§ OBJECTIVE
Note how many lines hold "vous" and report that number by itself.

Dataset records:
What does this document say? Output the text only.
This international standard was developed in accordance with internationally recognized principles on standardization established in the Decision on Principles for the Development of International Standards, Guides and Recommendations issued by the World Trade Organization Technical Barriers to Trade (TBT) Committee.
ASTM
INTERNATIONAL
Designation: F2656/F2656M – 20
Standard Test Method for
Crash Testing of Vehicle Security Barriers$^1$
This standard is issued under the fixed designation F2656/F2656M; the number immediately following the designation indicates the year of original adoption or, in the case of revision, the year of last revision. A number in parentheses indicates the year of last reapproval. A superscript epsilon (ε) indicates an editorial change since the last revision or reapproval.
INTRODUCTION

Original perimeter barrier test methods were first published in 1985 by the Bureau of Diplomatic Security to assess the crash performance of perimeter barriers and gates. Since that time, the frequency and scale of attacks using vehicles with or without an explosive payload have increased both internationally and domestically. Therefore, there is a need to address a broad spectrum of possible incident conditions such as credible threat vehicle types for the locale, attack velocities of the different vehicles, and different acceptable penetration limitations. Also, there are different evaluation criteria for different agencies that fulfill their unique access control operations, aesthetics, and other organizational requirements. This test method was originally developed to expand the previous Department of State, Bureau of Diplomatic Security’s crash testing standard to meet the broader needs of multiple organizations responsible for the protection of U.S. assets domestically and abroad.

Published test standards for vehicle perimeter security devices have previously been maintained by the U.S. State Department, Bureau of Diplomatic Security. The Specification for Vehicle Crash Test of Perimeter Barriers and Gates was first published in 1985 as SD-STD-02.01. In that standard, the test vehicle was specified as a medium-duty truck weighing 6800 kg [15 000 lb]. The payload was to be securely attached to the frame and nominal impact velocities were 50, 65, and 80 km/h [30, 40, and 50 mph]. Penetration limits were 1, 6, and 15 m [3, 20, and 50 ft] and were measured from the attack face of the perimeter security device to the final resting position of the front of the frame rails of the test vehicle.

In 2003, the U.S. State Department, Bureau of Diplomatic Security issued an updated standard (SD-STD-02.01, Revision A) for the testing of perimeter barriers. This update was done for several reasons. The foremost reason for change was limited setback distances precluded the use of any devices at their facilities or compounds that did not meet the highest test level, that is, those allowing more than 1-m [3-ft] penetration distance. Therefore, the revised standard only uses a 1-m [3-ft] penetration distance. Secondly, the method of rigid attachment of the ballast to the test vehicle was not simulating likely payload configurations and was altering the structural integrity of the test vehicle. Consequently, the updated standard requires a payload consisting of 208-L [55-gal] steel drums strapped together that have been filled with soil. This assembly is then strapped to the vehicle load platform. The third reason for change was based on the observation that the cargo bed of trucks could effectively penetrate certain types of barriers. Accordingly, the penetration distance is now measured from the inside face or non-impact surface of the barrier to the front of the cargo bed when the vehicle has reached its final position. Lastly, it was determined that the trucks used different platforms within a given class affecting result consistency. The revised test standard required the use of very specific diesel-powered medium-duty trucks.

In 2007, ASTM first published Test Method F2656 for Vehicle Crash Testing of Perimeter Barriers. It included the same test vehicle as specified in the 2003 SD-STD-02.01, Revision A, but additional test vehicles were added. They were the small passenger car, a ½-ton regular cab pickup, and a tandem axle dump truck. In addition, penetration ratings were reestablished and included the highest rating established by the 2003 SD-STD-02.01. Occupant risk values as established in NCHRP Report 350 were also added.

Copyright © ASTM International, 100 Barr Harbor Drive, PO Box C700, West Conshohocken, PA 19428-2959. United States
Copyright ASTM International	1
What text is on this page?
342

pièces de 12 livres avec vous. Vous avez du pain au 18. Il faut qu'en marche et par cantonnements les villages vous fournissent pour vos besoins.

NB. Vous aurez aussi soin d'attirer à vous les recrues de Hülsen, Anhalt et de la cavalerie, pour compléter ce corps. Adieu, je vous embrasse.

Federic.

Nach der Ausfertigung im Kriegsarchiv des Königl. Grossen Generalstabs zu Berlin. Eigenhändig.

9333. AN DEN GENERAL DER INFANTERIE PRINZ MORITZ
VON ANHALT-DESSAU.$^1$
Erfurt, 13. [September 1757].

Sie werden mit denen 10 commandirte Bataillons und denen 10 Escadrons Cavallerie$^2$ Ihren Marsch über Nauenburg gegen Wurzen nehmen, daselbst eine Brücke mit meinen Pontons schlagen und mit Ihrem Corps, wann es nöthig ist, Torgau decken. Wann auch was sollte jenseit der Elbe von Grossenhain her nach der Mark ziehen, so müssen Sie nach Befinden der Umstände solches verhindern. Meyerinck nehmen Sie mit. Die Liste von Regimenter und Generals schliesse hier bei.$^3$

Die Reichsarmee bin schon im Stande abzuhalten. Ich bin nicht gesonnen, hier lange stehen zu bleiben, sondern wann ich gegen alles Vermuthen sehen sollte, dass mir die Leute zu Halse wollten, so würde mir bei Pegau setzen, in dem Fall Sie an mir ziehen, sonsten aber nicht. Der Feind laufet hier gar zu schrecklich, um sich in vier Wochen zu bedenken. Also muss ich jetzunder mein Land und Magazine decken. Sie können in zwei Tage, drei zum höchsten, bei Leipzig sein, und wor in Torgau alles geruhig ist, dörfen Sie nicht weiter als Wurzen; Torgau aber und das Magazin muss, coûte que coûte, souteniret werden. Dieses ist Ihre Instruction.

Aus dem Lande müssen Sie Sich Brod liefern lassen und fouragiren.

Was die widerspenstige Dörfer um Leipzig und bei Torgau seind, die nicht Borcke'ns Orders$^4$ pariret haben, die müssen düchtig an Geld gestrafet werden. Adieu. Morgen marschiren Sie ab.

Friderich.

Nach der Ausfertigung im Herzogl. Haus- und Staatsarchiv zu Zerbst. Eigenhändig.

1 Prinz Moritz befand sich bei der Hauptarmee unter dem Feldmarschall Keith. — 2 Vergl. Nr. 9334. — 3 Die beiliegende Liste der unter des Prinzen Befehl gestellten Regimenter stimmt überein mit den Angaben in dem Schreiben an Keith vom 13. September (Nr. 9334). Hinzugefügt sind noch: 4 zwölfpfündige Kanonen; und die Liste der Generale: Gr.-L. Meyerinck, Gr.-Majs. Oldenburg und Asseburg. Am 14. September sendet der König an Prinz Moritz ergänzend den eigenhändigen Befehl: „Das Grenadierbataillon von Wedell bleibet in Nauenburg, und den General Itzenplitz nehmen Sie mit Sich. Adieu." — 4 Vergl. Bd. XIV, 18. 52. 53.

§ EXPECTED ANSWER
2